Exercise objective >>
Reproduce the material word for word; the images stay out.

Listed records >>

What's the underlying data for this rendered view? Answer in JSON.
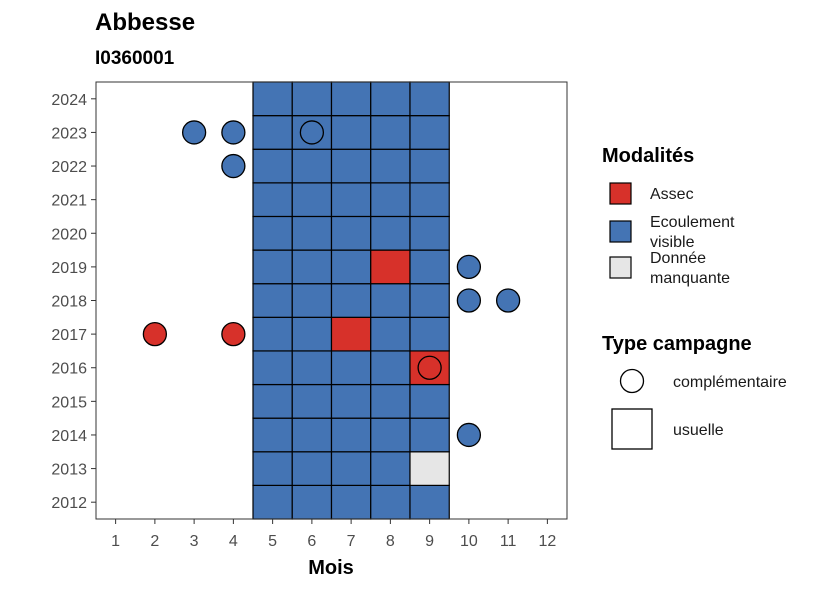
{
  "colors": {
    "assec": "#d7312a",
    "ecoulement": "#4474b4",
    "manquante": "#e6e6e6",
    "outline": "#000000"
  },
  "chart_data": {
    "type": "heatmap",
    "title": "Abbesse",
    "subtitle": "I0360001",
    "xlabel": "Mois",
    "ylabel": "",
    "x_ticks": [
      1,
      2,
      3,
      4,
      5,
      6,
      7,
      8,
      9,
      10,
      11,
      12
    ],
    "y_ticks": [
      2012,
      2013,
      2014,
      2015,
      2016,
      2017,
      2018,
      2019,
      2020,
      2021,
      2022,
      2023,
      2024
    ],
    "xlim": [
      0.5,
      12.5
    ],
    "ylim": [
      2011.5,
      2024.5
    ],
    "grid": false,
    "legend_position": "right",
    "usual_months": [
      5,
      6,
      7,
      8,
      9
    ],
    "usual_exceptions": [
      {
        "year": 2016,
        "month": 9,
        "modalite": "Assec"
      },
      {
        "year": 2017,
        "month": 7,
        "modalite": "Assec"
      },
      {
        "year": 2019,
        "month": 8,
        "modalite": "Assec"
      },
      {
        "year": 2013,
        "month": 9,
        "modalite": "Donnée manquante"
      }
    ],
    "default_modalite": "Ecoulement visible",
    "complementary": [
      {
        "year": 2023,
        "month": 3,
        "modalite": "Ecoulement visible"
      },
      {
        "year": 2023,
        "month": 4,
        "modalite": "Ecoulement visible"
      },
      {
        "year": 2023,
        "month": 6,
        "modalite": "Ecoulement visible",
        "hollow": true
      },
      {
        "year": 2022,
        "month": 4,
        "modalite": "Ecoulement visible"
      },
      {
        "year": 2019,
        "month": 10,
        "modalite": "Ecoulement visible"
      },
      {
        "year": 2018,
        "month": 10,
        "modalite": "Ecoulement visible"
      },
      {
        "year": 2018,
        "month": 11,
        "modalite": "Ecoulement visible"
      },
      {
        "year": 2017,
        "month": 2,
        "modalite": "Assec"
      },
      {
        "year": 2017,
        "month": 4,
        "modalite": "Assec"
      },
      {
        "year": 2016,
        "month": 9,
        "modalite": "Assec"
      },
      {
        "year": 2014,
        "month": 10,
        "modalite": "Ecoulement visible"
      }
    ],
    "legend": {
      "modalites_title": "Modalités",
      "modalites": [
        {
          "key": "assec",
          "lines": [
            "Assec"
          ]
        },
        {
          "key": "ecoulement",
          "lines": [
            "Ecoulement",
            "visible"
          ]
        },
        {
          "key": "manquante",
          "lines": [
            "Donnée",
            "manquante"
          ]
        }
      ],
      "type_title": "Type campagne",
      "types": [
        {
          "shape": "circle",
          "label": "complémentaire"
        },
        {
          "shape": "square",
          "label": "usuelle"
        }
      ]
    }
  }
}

Task answer >>
What's the underlying data for this rendered view? Answer in JSON.
{
  "colors": {
    "assec": "#d7312a",
    "ecoulement": "#4474b4",
    "manquante": "#e6e6e6",
    "outline": "#000000"
  },
  "chart_data": {
    "type": "heatmap",
    "title": "Abbesse",
    "subtitle": "I0360001",
    "xlabel": "Mois",
    "ylabel": "",
    "x_ticks": [
      1,
      2,
      3,
      4,
      5,
      6,
      7,
      8,
      9,
      10,
      11,
      12
    ],
    "y_ticks": [
      2012,
      2013,
      2014,
      2015,
      2016,
      2017,
      2018,
      2019,
      2020,
      2021,
      2022,
      2023,
      2024
    ],
    "xlim": [
      0.5,
      12.5
    ],
    "ylim": [
      2011.5,
      2024.5
    ],
    "grid": false,
    "legend_position": "right",
    "usual_months": [
      5,
      6,
      7,
      8,
      9
    ],
    "usual_exceptions": [
      {
        "year": 2016,
        "month": 9,
        "modalite": "Assec"
      },
      {
        "year": 2017,
        "month": 7,
        "modalite": "Assec"
      },
      {
        "year": 2019,
        "month": 8,
        "modalite": "Assec"
      },
      {
        "year": 2013,
        "month": 9,
        "modalite": "Donnée manquante"
      }
    ],
    "default_modalite": "Ecoulement visible",
    "complementary": [
      {
        "year": 2023,
        "month": 3,
        "modalite": "Ecoulement visible"
      },
      {
        "year": 2023,
        "month": 4,
        "modalite": "Ecoulement visible"
      },
      {
        "year": 2023,
        "month": 6,
        "modalite": "Ecoulement visible",
        "hollow": true
      },
      {
        "year": 2022,
        "month": 4,
        "modalite": "Ecoulement visible"
      },
      {
        "year": 2019,
        "month": 10,
        "modalite": "Ecoulement visible"
      },
      {
        "year": 2018,
        "month": 10,
        "modalite": "Ecoulement visible"
      },
      {
        "year": 2018,
        "month": 11,
        "modalite": "Ecoulement visible"
      },
      {
        "year": 2017,
        "month": 2,
        "modalite": "Assec"
      },
      {
        "year": 2017,
        "month": 4,
        "modalite": "Assec"
      },
      {
        "year": 2016,
        "month": 9,
        "modalite": "Assec"
      },
      {
        "year": 2014,
        "month": 10,
        "modalite": "Ecoulement visible"
      }
    ],
    "legend": {
      "modalites_title": "Modalités",
      "modalites": [
        {
          "key": "assec",
          "lines": [
            "Assec"
          ]
        },
        {
          "key": "ecoulement",
          "lines": [
            "Ecoulement",
            "visible"
          ]
        },
        {
          "key": "manquante",
          "lines": [
            "Donnée",
            "manquante"
          ]
        }
      ],
      "type_title": "Type campagne",
      "types": [
        {
          "shape": "circle",
          "label": "complémentaire"
        },
        {
          "shape": "square",
          "label": "usuelle"
        }
      ]
    }
  }
}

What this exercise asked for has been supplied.